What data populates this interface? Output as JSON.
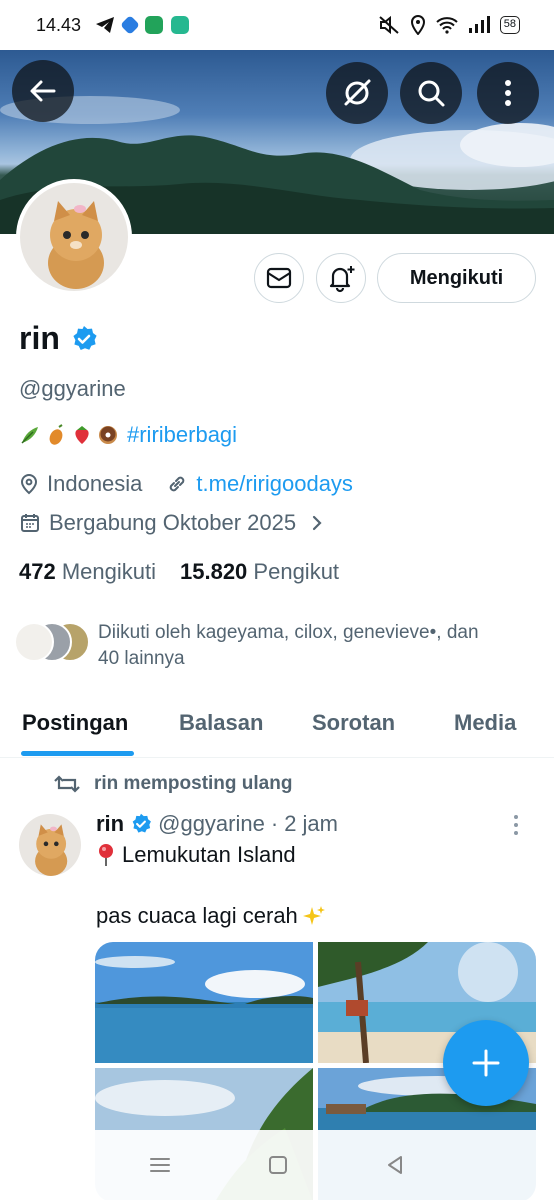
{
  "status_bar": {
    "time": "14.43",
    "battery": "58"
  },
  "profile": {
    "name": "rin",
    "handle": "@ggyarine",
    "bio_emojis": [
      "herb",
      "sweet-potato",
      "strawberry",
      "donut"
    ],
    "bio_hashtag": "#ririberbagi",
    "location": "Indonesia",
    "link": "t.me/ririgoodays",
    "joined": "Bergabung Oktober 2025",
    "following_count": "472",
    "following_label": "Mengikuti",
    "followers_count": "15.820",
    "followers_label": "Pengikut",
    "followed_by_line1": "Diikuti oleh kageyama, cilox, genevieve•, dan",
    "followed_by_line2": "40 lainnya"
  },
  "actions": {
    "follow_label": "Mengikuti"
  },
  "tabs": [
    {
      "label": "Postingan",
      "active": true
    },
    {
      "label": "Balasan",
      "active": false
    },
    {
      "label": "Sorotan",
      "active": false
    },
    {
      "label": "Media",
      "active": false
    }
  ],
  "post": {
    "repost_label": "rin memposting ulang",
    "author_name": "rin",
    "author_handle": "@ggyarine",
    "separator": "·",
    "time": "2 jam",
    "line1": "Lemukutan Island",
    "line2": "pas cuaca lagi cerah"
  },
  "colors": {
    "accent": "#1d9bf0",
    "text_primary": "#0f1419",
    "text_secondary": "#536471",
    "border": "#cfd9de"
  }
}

→ PROMPT
Leave out the pictures, and give all the records again exactly.

→ EXPECTED ANSWER
What data populates this interface? Output as JSON.
{
  "status_bar": {
    "time": "14.43",
    "battery": "58"
  },
  "profile": {
    "name": "rin",
    "handle": "@ggyarine",
    "bio_emojis": [
      "herb",
      "sweet-potato",
      "strawberry",
      "donut"
    ],
    "bio_hashtag": "#ririberbagi",
    "location": "Indonesia",
    "link": "t.me/ririgoodays",
    "joined": "Bergabung Oktober 2025",
    "following_count": "472",
    "following_label": "Mengikuti",
    "followers_count": "15.820",
    "followers_label": "Pengikut",
    "followed_by_line1": "Diikuti oleh kageyama, cilox, genevieve•, dan",
    "followed_by_line2": "40 lainnya"
  },
  "actions": {
    "follow_label": "Mengikuti"
  },
  "tabs": [
    {
      "label": "Postingan",
      "active": true
    },
    {
      "label": "Balasan",
      "active": false
    },
    {
      "label": "Sorotan",
      "active": false
    },
    {
      "label": "Media",
      "active": false
    }
  ],
  "post": {
    "repost_label": "rin memposting ulang",
    "author_name": "rin",
    "author_handle": "@ggyarine",
    "separator": "·",
    "time": "2 jam",
    "line1": "Lemukutan Island",
    "line2": "pas cuaca lagi cerah"
  },
  "colors": {
    "accent": "#1d9bf0",
    "text_primary": "#0f1419",
    "text_secondary": "#536471",
    "border": "#cfd9de"
  }
}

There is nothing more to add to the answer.